§ **任务说明**
请复述关于梁漱溟中西文化观的阅读选段，从“在《东西文化及其哲学》中,直”一直到“理解梁漱溟中西文化观的关键。”，并用“中西方文化”替换其中的“中西文化”。

§ **阅读选段**
在《东西文化及其哲学》中,直觉和理智概念是梁漱溟诠释中西文化、构建中西文化观的重要基础概念。他使用理智、直觉和现量三个基础概念来诠释西方、中国和印度的文化,并以此提出了人类文化的三步骤发展说(亦即中西印文化的三期复兴说)。他阐述说:“照我的意思人类文化有三步骤,人类两眼视线所集而致其研究者也有三层次:先着眼研究者在外界物质,其所用的是理智;次则着眼研究者在内界生命,其所用的是直觉;再其次则着眼研究者将在无生本体,其所用的是现量;初指古代的西洋及在近世之复兴,次指古代的中国及其将在最近未来之复兴,再次指古代的印度及其将在较远未来之复兴”[1]167。在这里,梁漱溟首先提出了人类文化所面临的三个层次即外界物质、内界生命和无生本体,指出与之对应的方法分别是理智、直觉和现量,三个层次和与之对应的方法结合便构成了人类文化及其三个步骤,即作为第一步骤的西方文化(“古代的西洋及在近世之复兴”)、作为第二步骤的中国文化(“古代的中国及其将在最近未来之复兴”)和作为第三步骤的印度文化(“古代的印度及其将在较远未来之复兴”)。在这里,直觉和理智作为梁漱溟构建其文化观的基础概念首先是指方法,即人类研究“外界物质”和“内界生命”所用之方法。其次,直觉和理智作为人类文化不同发展步骤的方法指向的是中国文化和西方文化。这样,梁漱溟就从直觉和理智出发,从人类文化的层次和高度对中西文化进行了考察,认为中西文化分别代表了人类文化发展的不同阶段,而直觉和理智则是其方法,直觉和理智就和中西文化内在地同一起来了。梁漱溟的中西文化观也就以直觉和理智概念为基础构建了起来,直觉和理智概念也就成为理解梁漱溟中西文化观的关键。

二、理智与西方文化

理智作为人类文化第一步骤研究“外界物质”所用之方法,与西方文化对应。这样,理智与西方文化就内在地联系和同一起来了。要理解梁漱溟对西方文化的认识与思考,就要首先弄清楚理智这一概念。理智的内涵是什么呢?

梁漱溟认为,理智表现为简综两种作用即分析与综合两种作用,是构成知识的一种方法。也就是说,理智的内涵实际上是指人类的理性思维能力。这是梁漱溟对理智概念的理解。梁漱溟从理智概念出发从成就与弊病两个方面对西方文化进行了考察和阐释。

§ **给定数据**

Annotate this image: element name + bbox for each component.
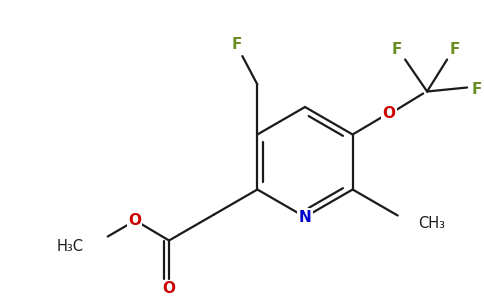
Text: N: N — [299, 209, 311, 224]
Text: F: F — [231, 37, 242, 52]
Text: CH₃: CH₃ — [418, 216, 445, 231]
Text: H₃C: H₃C — [57, 239, 84, 254]
Text: O: O — [163, 281, 176, 296]
Text: O: O — [382, 106, 395, 121]
Text: F: F — [392, 42, 402, 57]
Text: F: F — [450, 42, 460, 57]
Text: O: O — [128, 213, 141, 228]
Text: F: F — [472, 82, 482, 97]
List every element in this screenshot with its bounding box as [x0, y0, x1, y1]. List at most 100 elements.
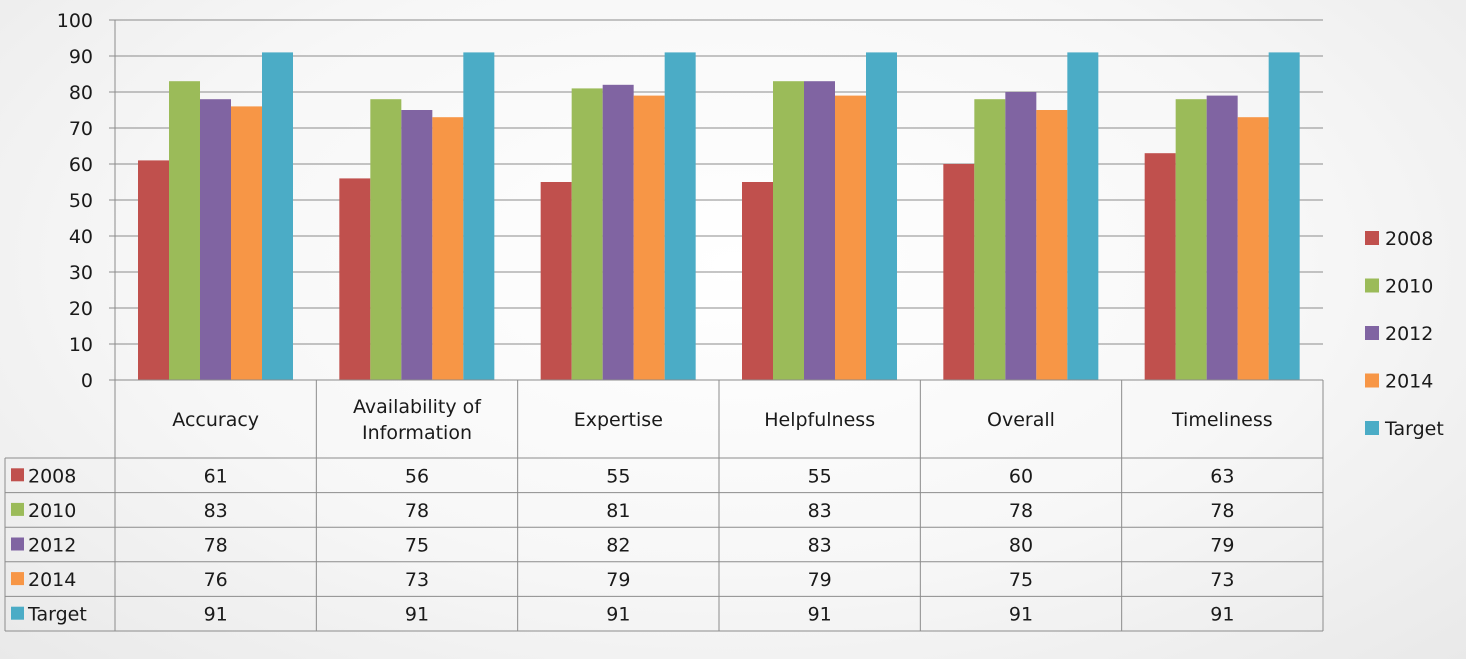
legend-swatch-2014: [1365, 373, 1379, 388]
bar-target-4: [1067, 52, 1099, 381]
cell-value: 79: [1210, 535, 1234, 557]
bar-2012-1: [401, 110, 433, 380]
cell-value: 91: [606, 604, 630, 626]
cell-value: 91: [808, 604, 832, 626]
cell-value: 78: [204, 535, 228, 557]
cell-value: 79: [606, 569, 630, 591]
cell-value: 83: [204, 500, 228, 522]
bar-2008-4: [943, 164, 975, 380]
y-tick-label: 60: [69, 154, 93, 176]
bar-2012-4: [1005, 92, 1037, 380]
row-key-2008: [11, 468, 24, 482]
y-tick-label: 40: [69, 226, 93, 248]
y-tick-label: 70: [69, 118, 93, 140]
row-key-2014: [11, 572, 24, 586]
legend-swatch-target: [1365, 421, 1379, 435]
category-label: Availability of: [353, 396, 482, 418]
bar-2008-5: [1144, 153, 1176, 380]
bar-2014-1: [432, 117, 464, 380]
row-label: Target: [27, 604, 87, 626]
cell-value: 75: [1009, 569, 1033, 591]
row-key-2010: [11, 502, 24, 516]
y-tick-label: 30: [69, 262, 93, 284]
bar-2010-0: [169, 81, 200, 380]
bar-2014-2: [633, 95, 665, 380]
y-tick-label: 100: [57, 10, 93, 32]
category-label: Expertise: [574, 409, 663, 431]
bar-2010-1: [370, 99, 402, 380]
category-label: Information: [362, 422, 472, 444]
cell-value: 91: [405, 604, 429, 626]
cell-value: 61: [204, 465, 228, 487]
y-tick-label: 0: [81, 370, 93, 392]
cell-value: 83: [808, 500, 832, 522]
row-key-target: [11, 606, 24, 620]
cell-value: 56: [405, 465, 429, 487]
cell-value: 76: [204, 569, 228, 591]
y-tick-label: 50: [69, 190, 93, 212]
cell-value: 73: [1210, 569, 1234, 591]
bar-2010-3: [773, 81, 804, 380]
legend-label: 2008: [1385, 228, 1433, 250]
bar-2010-5: [1175, 99, 1207, 380]
y-tick-label: 80: [69, 82, 93, 104]
cell-value: 78: [1210, 500, 1234, 522]
cell-value: 80: [1009, 535, 1033, 557]
legend-label: 2012: [1385, 323, 1433, 345]
bar-2012-2: [602, 84, 634, 381]
y-tick-label: 10: [69, 334, 93, 356]
cell-value: 82: [606, 535, 630, 557]
cell-value: 75: [405, 535, 429, 557]
cell-value: 78: [1009, 500, 1033, 522]
category-label: Helpfulness: [764, 409, 875, 431]
bar-2012-3: [804, 81, 835, 380]
cell-value: 55: [808, 465, 832, 487]
bar-2014-4: [1036, 110, 1068, 380]
legend-swatch-2012: [1365, 326, 1379, 340]
y-tick-label: 90: [69, 46, 93, 68]
data-table: Accuracy Availability of Information Expert…: [4, 379, 1324, 632]
cell-value: 81: [606, 500, 630, 522]
category-label: Overall: [987, 409, 1055, 431]
legend-label: Target: [1384, 418, 1444, 440]
cell-value: 60: [1009, 465, 1033, 487]
cell-value: 83: [808, 535, 832, 557]
y-tick-label: 20: [69, 298, 93, 320]
cell-value: 91: [204, 604, 228, 626]
bar-target-5: [1268, 52, 1300, 381]
bar-2008-3: [742, 182, 773, 380]
bar-2014-0: [231, 106, 262, 381]
row-label: 2014: [28, 569, 76, 591]
bar-2014-3: [835, 95, 866, 380]
gridlines: [115, 19, 1323, 381]
row-label: 2010: [28, 500, 76, 522]
legend-swatch-2010: [1365, 278, 1379, 293]
bar-2012-0: [200, 99, 231, 380]
bar-2008-0: [138, 160, 169, 380]
row-key-2012: [11, 537, 24, 551]
cell-value: 91: [1009, 604, 1033, 626]
bar-2012-5: [1206, 95, 1238, 380]
legend-swatch-2008: [1365, 231, 1379, 245]
category-label: Accuracy: [172, 409, 259, 431]
y-axis: 0 10 20 30 40 50 60 70 80 90 100: [57, 10, 116, 392]
bars: [138, 52, 1300, 381]
bar-2010-2: [571, 88, 603, 381]
cell-value: 73: [405, 569, 429, 591]
bar-target-3: [866, 52, 897, 381]
cell-value: 78: [405, 500, 429, 522]
legend: 2008 2010 2012 2014 Target: [1365, 228, 1444, 440]
row-label: 2012: [28, 535, 76, 557]
bar-2008-2: [540, 182, 572, 380]
cell-value: 63: [1210, 465, 1234, 487]
bar-target-1: [463, 52, 495, 381]
bar-2008-1: [339, 178, 371, 380]
bar-2014-5: [1237, 117, 1269, 380]
cell-value: 79: [808, 569, 832, 591]
bar-2010-4: [974, 99, 1006, 380]
category-label: Timeliness: [1171, 409, 1273, 431]
legend-label: 2014: [1385, 371, 1433, 393]
bar-target-0: [262, 52, 293, 381]
row-label: 2008: [28, 465, 76, 487]
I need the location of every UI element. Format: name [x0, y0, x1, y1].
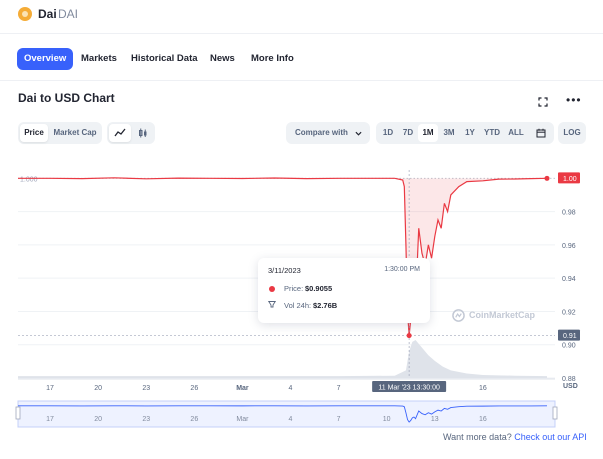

§ **本题答案**
在《东西文化及其哲学》中,直觉和理智概念是梁漱溟诠释中西方文化、构建中西方文化观的重要基础概念。他使用理智、直觉和现量三个基础概念来诠释西方、中国和印度的文化,并以此提出了人类文化的三步骤发展说(亦即中西印文化的三期复兴说)。他阐述说:“照我的意思人类文化有三步骤,人类两眼视线所集而致其研究者也有三层次:先着眼研究者在外界物质,其所用的是理智;次则着眼研究者在内界生命,其所用的是直觉;再其次则着眼研究者将在无生本体,其所用的是现量;初指古代的西洋及在近世之复兴,次指古代的中国及其将在最近未来之复兴,再次指古代的印度及其将在较远未来之复兴”[1]167。在这里,梁漱溟首先提出了人类文化所面临的三个层次即外界物质、内界生命和无生本体,指出与之对应的方法分别是理智、直觉和现量,三个层次和与之对应的方法结合便构成了人类文化及其三个步骤,即作为第一步骤的西方文化(“古代的西洋及在近世之复兴”)、作为第二步骤的中国文化(“古代的中国及其将在最近未来之复兴”)和作为第三步骤的印度文化(“古代的印度及其将在较远未来之复兴”)。在这里,直觉和理智作为梁漱溟构建其文化观的基础概念首先是指方法,即人类研究“外界物质”和“内界生命”所用之方法。其次,直觉和理智作为人类文化不同发展步骤的方法指向的是中国文化和西方文化。这样,梁漱溟就从直觉和理智出发,从人类文化的层次和高度对中西方文化进行了考察,认为中西方文化分别代表了人类文化发展的不同阶段,而直觉和理智则是其方法,直觉和理智就和中西方文化内在地同一起来了。梁漱溟的中西方文化观也就以直觉和理智概念为基础构建了起来,直觉和理智概念也就成为理解梁漱溟中西方文化观的关键。